Dataset rows

========

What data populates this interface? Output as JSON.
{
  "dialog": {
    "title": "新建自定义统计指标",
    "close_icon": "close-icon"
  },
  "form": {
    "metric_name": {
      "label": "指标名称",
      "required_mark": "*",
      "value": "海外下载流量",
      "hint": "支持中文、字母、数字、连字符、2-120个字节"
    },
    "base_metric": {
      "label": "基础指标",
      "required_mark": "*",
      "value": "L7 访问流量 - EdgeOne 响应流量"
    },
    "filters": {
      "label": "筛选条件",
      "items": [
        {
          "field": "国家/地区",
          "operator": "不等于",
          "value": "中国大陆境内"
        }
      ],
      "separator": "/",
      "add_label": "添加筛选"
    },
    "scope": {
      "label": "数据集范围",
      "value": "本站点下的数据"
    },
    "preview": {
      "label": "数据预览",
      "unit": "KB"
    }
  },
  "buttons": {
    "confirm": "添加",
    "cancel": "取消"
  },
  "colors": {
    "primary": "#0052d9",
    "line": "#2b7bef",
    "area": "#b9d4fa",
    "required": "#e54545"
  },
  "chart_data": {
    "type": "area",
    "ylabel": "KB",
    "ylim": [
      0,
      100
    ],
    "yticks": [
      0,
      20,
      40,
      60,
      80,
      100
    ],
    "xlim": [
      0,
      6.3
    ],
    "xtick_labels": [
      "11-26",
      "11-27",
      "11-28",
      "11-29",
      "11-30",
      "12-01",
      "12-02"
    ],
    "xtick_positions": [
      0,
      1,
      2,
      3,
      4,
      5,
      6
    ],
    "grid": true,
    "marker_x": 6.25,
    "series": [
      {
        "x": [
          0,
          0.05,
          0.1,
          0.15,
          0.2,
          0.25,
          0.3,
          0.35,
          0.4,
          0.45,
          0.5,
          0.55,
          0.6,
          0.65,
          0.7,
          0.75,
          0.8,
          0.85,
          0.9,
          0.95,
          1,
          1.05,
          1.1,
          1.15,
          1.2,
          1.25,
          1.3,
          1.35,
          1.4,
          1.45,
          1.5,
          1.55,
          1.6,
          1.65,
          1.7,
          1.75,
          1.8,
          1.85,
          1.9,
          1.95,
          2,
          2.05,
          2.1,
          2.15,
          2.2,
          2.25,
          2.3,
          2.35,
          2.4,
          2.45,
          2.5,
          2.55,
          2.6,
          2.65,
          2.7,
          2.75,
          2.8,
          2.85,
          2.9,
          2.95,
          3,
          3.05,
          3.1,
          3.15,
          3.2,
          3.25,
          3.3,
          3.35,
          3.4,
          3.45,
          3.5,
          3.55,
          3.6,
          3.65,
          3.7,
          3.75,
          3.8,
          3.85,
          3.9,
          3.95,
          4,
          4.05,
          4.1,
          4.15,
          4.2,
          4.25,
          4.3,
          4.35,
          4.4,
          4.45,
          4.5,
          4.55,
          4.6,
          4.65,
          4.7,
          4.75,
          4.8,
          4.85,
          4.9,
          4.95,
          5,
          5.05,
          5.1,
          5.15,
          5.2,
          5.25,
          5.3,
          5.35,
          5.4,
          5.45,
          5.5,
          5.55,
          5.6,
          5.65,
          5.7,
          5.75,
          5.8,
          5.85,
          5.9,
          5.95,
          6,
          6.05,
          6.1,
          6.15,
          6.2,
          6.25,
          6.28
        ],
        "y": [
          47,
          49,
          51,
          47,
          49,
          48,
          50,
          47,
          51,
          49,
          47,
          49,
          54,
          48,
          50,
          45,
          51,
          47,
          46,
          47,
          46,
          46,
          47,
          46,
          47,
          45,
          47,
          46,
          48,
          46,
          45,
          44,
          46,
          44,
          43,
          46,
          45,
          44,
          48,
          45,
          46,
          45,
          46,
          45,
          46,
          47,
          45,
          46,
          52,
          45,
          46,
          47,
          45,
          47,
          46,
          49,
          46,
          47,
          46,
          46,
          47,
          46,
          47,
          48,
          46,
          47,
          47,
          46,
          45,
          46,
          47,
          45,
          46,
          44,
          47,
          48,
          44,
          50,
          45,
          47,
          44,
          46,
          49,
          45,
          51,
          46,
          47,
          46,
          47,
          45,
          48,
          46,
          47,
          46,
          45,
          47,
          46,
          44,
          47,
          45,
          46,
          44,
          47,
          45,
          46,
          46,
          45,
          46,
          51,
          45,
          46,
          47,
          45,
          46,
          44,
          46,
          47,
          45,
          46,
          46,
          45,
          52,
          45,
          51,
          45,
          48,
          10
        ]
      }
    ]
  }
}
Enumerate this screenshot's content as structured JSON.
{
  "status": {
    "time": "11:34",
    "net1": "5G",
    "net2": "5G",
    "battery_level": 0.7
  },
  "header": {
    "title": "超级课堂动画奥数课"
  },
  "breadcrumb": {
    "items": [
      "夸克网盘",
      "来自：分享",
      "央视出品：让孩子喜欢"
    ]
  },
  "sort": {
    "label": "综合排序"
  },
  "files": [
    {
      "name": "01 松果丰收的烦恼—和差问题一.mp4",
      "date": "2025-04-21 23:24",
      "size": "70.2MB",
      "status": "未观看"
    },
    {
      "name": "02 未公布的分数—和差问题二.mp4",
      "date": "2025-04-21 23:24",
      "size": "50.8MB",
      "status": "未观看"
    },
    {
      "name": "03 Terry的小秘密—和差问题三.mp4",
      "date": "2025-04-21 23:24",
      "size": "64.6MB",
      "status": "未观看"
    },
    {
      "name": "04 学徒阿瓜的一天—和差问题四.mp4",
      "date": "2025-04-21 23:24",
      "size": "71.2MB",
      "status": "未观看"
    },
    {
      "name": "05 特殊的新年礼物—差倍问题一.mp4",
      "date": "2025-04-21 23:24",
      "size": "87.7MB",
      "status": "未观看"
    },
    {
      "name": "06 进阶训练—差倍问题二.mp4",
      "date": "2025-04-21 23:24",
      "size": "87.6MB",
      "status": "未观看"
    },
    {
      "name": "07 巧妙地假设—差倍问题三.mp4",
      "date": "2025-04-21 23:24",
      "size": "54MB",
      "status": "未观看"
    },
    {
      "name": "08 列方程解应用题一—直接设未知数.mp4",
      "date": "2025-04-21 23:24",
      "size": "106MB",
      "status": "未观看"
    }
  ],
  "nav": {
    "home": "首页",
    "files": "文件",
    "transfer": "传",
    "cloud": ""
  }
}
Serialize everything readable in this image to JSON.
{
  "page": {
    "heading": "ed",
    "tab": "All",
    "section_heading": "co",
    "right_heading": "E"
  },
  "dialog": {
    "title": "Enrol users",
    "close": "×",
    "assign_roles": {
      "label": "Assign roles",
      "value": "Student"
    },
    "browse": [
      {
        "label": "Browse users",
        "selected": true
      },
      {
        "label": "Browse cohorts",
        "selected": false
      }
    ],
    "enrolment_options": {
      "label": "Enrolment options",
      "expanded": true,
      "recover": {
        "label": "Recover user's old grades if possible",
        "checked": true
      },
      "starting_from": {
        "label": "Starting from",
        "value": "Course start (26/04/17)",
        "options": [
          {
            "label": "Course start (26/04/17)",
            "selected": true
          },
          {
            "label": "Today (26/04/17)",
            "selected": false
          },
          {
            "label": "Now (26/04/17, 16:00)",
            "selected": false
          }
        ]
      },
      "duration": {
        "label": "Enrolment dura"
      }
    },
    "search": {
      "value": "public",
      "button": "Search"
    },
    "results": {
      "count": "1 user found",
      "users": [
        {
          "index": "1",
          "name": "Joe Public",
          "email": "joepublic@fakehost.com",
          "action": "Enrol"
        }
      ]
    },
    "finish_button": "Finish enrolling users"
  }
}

========

Problem statement: Please restate the data word for word, every record included.

Completed task:
What data populates this interface? Output as JSON.
{
  "dialog": {
    "title": "新建自定义统计指标",
    "close_icon": "close-icon"
  },
  "form": {
    "metric_name": {
      "label": "指标名称",
      "required_mark": "*",
      "value": "海外下载流量",
      "hint": "支持中文、字母、数字、连字符、2-120个字节"
    },
    "base_metric": {
      "label": "基础指标",
      "required_mark": "*",
      "value": "L7 访问流量 - EdgeOne 响应流量"
    },
    "filters": {
      "label": "筛选条件",
      "items": [
        {
          "field": "国家/地区",
          "operator": "不等于",
          "value": "中国大陆境内"
        }
      ],
      "separator": "/",
      "add_label": "添加筛选"
    },
    "scope": {
      "label": "数据集范围",
      "value": "本站点下的数据"
    },
    "preview": {
      "label": "数据预览",
      "unit": "KB"
    }
  },
  "buttons": {
    "confirm": "添加",
    "cancel": "取消"
  },
  "colors": {
    "primary": "#0052d9",
    "line": "#2b7bef",
    "area": "#b9d4fa",
    "required": "#e54545"
  },
  "chart_data": {
    "type": "area",
    "ylabel": "KB",
    "ylim": [
      0,
      100
    ],
    "yticks": [
      0,
      20,
      40,
      60,
      80,
      100
    ],
    "xlim": [
      0,
      6.3
    ],
    "xtick_labels": [
      "11-26",
      "11-27",
      "11-28",
      "11-29",
      "11-30",
      "12-01",
      "12-02"
    ],
    "xtick_positions": [
      0,
      1,
      2,
      3,
      4,
      5,
      6
    ],
    "grid": true,
    "marker_x": 6.25,
    "series": [
      {
        "x": [
          0,
          0.05,
          0.1,
          0.15,
          0.2,
          0.25,
          0.3,
          0.35,
          0.4,
          0.45,
          0.5,
          0.55,
          0.6,
          0.65,
          0.7,
          0.75,
          0.8,
          0.85,
          0.9,
          0.95,
          1,
          1.05,
          1.1,
          1.15,
          1.2,
          1.25,
          1.3,
          1.35,
          1.4,
          1.45,
          1.5,
          1.55,
          1.6,
          1.65,
          1.7,
          1.75,
          1.8,
          1.85,
          1.9,
          1.95,
          2,
          2.05,
          2.1,
          2.15,
          2.2,
          2.25,
          2.3,
          2.35,
          2.4,
          2.45,
          2.5,
          2.55,
          2.6,
          2.65,
          2.7,
          2.75,
          2.8,
          2.85,
          2.9,
          2.95,
          3,
          3.05,
          3.1,
          3.15,
          3.2,
          3.25,
          3.3,
          3.35,
          3.4,
          3.45,
          3.5,
          3.55,
          3.6,
          3.65,
          3.7,
          3.75,
          3.8,
          3.85,
          3.9,
          3.95,
          4,
          4.05,
          4.1,
          4.15,
          4.2,
          4.25,
          4.3,
          4.35,
          4.4,
          4.45,
          4.5,
          4.55,
          4.6,
          4.65,
          4.7,
          4.75,
          4.8,
          4.85,
          4.9,
          4.95,
          5,
          5.05,
          5.1,
          5.15,
          5.2,
          5.25,
          5.3,
          5.35,
          5.4,
          5.45,
          5.5,
          5.55,
          5.6,
          5.65,
          5.7,
          5.75,
          5.8,
          5.85,
          5.9,
          5.95,
          6,
          6.05,
          6.1,
          6.15,
          6.2,
          6.25,
          6.28
        ],
        "y": [
          47,
          49,
          51,
          47,
          49,
          48,
          50,
          47,
          51,
          49,
          47,
          49,
          54,
          48,
          50,
          45,
          51,
          47,
          46,
          47,
          46,
          46,
          47,
          46,
          47,
          45,
          47,
          46,
          48,
          46,
          45,
          44,
          46,
          44,
          43,
          46,
          45,
          44,
          48,
          45,
          46,
          45,
          46,
          45,
          46,
          47,
          45,
          46,
          52,
          45,
          46,
          47,
          45,
          47,
          46,
          49,
          46,
          47,
          46,
          46,
          47,
          46,
          47,
          48,
          46,
          47,
          47,
          46,
          45,
          46,
          47,
          45,
          46,
          44,
          47,
          48,
          44,
          50,
          45,
          47,
          44,
          46,
          49,
          45,
          51,
          46,
          47,
          46,
          47,
          45,
          48,
          46,
          47,
          46,
          45,
          47,
          46,
          44,
          47,
          45,
          46,
          44,
          47,
          45,
          46,
          46,
          45,
          46,
          51,
          45,
          46,
          47,
          45,
          46,
          44,
          46,
          47,
          45,
          46,
          46,
          45,
          52,
          45,
          51,
          45,
          48,
          10
        ]
      }
    ]
  }
}
Enumerate this screenshot's content as structured JSON.
{
  "status": {
    "time": "11:34",
    "net1": "5G",
    "net2": "5G",
    "battery_level": 0.7
  },
  "header": {
    "title": "超级课堂动画奥数课"
  },
  "breadcrumb": {
    "items": [
      "夸克网盘",
      "来自：分享",
      "央视出品：让孩子喜欢"
    ]
  },
  "sort": {
    "label": "综合排序"
  },
  "files": [
    {
      "name": "01 松果丰收的烦恼—和差问题一.mp4",
      "date": "2025-04-21 23:24",
      "size": "70.2MB",
      "status": "未观看"
    },
    {
      "name": "02 未公布的分数—和差问题二.mp4",
      "date": "2025-04-21 23:24",
      "size": "50.8MB",
      "status": "未观看"
    },
    {
      "name": "03 Terry的小秘密—和差问题三.mp4",
      "date": "2025-04-21 23:24",
      "size": "64.6MB",
      "status": "未观看"
    },
    {
      "name": "04 学徒阿瓜的一天—和差问题四.mp4",
      "date": "2025-04-21 23:24",
      "size": "71.2MB",
      "status": "未观看"
    },
    {
      "name": "05 特殊的新年礼物—差倍问题一.mp4",
      "date": "2025-04-21 23:24",
      "size": "87.7MB",
      "status": "未观看"
    },
    {
      "name": "06 进阶训练—差倍问题二.mp4",
      "date": "2025-04-21 23:24",
      "size": "87.6MB",
      "status": "未观看"
    },
    {
      "name": "07 巧妙地假设—差倍问题三.mp4",
      "date": "2025-04-21 23:24",
      "size": "54MB",
      "status": "未观看"
    },
    {
      "name": "08 列方程解应用题一—直接设未知数.mp4",
      "date": "2025-04-21 23:24",
      "size": "106MB",
      "status": "未观看"
    }
  ],
  "nav": {
    "home": "首页",
    "files": "文件",
    "transfer": "传",
    "cloud": ""
  }
}
Serialize everything readable in this image to JSON.
{
  "page": {
    "heading": "ed",
    "tab": "All",
    "section_heading": "co",
    "right_heading": "E"
  },
  "dialog": {
    "title": "Enrol users",
    "close": "×",
    "assign_roles": {
      "label": "Assign roles",
      "value": "Student"
    },
    "browse": [
      {
        "label": "Browse users",
        "selected": true
      },
      {
        "label": "Browse cohorts",
        "selected": false
      }
    ],
    "enrolment_options": {
      "label": "Enrolment options",
      "expanded": true,
      "recover": {
        "label": "Recover user's old grades if possible",
        "checked": true
      },
      "starting_from": {
        "label": "Starting from",
        "value": "Course start (26/04/17)",
        "options": [
          {
            "label": "Course start (26/04/17)",
            "selected": true
          },
          {
            "label": "Today (26/04/17)",
            "selected": false
          },
          {
            "label": "Now (26/04/17, 16:00)",
            "selected": false
          }
        ]
      },
      "duration": {
        "label": "Enrolment dura"
      }
    },
    "search": {
      "value": "public",
      "button": "Search"
    },
    "results": {
      "count": "1 user found",
      "users": [
        {
          "index": "1",
          "name": "Joe Public",
          "email": "joepublic@fakehost.com",
          "action": "Enrol"
        }
      ]
    },
    "finish_button": "Finish enrolling users"
  }
}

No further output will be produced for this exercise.